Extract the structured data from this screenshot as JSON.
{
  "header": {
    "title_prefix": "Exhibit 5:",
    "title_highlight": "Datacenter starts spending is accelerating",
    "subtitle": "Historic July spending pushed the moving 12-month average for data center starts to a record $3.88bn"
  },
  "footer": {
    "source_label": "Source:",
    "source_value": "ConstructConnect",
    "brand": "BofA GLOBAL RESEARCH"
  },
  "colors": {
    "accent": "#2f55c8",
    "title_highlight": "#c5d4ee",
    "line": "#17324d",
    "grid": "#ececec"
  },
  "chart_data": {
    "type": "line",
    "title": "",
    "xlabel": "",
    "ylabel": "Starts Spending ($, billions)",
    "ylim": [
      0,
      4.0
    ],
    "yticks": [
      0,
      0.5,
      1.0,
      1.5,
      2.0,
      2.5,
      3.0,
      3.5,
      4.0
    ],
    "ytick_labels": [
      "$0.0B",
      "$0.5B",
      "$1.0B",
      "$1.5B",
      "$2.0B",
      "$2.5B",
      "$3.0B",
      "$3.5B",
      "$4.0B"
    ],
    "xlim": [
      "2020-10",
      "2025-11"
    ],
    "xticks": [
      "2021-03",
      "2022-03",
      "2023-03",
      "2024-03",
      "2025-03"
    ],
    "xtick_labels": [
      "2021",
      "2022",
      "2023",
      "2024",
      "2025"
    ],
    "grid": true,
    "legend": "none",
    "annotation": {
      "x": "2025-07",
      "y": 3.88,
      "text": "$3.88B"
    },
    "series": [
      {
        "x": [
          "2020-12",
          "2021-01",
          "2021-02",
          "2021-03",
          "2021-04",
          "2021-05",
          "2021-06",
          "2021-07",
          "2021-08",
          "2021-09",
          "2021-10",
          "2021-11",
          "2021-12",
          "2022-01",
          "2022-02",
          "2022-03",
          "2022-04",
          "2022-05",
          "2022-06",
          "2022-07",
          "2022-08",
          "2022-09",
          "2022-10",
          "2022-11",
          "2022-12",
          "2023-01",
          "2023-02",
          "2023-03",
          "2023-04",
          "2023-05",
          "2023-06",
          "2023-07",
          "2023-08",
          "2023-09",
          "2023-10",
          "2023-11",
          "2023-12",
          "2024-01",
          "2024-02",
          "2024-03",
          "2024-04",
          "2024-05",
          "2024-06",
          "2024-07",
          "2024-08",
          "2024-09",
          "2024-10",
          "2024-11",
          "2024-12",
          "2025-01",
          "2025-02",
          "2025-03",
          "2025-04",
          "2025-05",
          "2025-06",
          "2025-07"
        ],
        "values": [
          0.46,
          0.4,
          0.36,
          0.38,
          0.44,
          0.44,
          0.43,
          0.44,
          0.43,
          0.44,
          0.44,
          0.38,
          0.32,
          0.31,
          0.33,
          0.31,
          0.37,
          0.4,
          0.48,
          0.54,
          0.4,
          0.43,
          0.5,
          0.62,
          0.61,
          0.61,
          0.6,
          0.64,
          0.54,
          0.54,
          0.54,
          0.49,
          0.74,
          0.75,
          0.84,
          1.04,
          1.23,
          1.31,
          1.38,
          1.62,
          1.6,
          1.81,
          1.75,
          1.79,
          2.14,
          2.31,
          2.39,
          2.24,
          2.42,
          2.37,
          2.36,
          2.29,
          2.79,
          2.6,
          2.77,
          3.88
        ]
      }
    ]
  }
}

..........

• [THE REQUEST]: Quote every entry exactly.

• [RESULT BELOW]:
Extract the structured data from this screenshot as JSON.
{
  "header": {
    "title_prefix": "Exhibit 5:",
    "title_highlight": "Datacenter starts spending is accelerating",
    "subtitle": "Historic July spending pushed the moving 12-month average for data center starts to a record $3.88bn"
  },
  "footer": {
    "source_label": "Source:",
    "source_value": "ConstructConnect",
    "brand": "BofA GLOBAL RESEARCH"
  },
  "colors": {
    "accent": "#2f55c8",
    "title_highlight": "#c5d4ee",
    "line": "#17324d",
    "grid": "#ececec"
  },
  "chart_data": {
    "type": "line",
    "title": "",
    "xlabel": "",
    "ylabel": "Starts Spending ($, billions)",
    "ylim": [
      0,
      4.0
    ],
    "yticks": [
      0,
      0.5,
      1.0,
      1.5,
      2.0,
      2.5,
      3.0,
      3.5,
      4.0
    ],
    "ytick_labels": [
      "$0.0B",
      "$0.5B",
      "$1.0B",
      "$1.5B",
      "$2.0B",
      "$2.5B",
      "$3.0B",
      "$3.5B",
      "$4.0B"
    ],
    "xlim": [
      "2020-10",
      "2025-11"
    ],
    "xticks": [
      "2021-03",
      "2022-03",
      "2023-03",
      "2024-03",
      "2025-03"
    ],
    "xtick_labels": [
      "2021",
      "2022",
      "2023",
      "2024",
      "2025"
    ],
    "grid": true,
    "legend": "none",
    "annotation": {
      "x": "2025-07",
      "y": 3.88,
      "text": "$3.88B"
    },
    "series": [
      {
        "x": [
          "2020-12",
          "2021-01",
          "2021-02",
          "2021-03",
          "2021-04",
          "2021-05",
          "2021-06",
          "2021-07",
          "2021-08",
          "2021-09",
          "2021-10",
          "2021-11",
          "2021-12",
          "2022-01",
          "2022-02",
          "2022-03",
          "2022-04",
          "2022-05",
          "2022-06",
          "2022-07",
          "2022-08",
          "2022-09",
          "2022-10",
          "2022-11",
          "2022-12",
          "2023-01",
          "2023-02",
          "2023-03",
          "2023-04",
          "2023-05",
          "2023-06",
          "2023-07",
          "2023-08",
          "2023-09",
          "2023-10",
          "2023-11",
          "2023-12",
          "2024-01",
          "2024-02",
          "2024-03",
          "2024-04",
          "2024-05",
          "2024-06",
          "2024-07",
          "2024-08",
          "2024-09",
          "2024-10",
          "2024-11",
          "2024-12",
          "2025-01",
          "2025-02",
          "2025-03",
          "2025-04",
          "2025-05",
          "2025-06",
          "2025-07"
        ],
        "values": [
          0.46,
          0.4,
          0.36,
          0.38,
          0.44,
          0.44,
          0.43,
          0.44,
          0.43,
          0.44,
          0.44,
          0.38,
          0.32,
          0.31,
          0.33,
          0.31,
          0.37,
          0.4,
          0.48,
          0.54,
          0.4,
          0.43,
          0.5,
          0.62,
          0.61,
          0.61,
          0.6,
          0.64,
          0.54,
          0.54,
          0.54,
          0.49,
          0.74,
          0.75,
          0.84,
          1.04,
          1.23,
          1.31,
          1.38,
          1.62,
          1.6,
          1.81,
          1.75,
          1.79,
          2.14,
          2.31,
          2.39,
          2.24,
          2.42,
          2.37,
          2.36,
          2.29,
          2.79,
          2.6,
          2.77,
          3.88
        ]
      }
    ]
  }
}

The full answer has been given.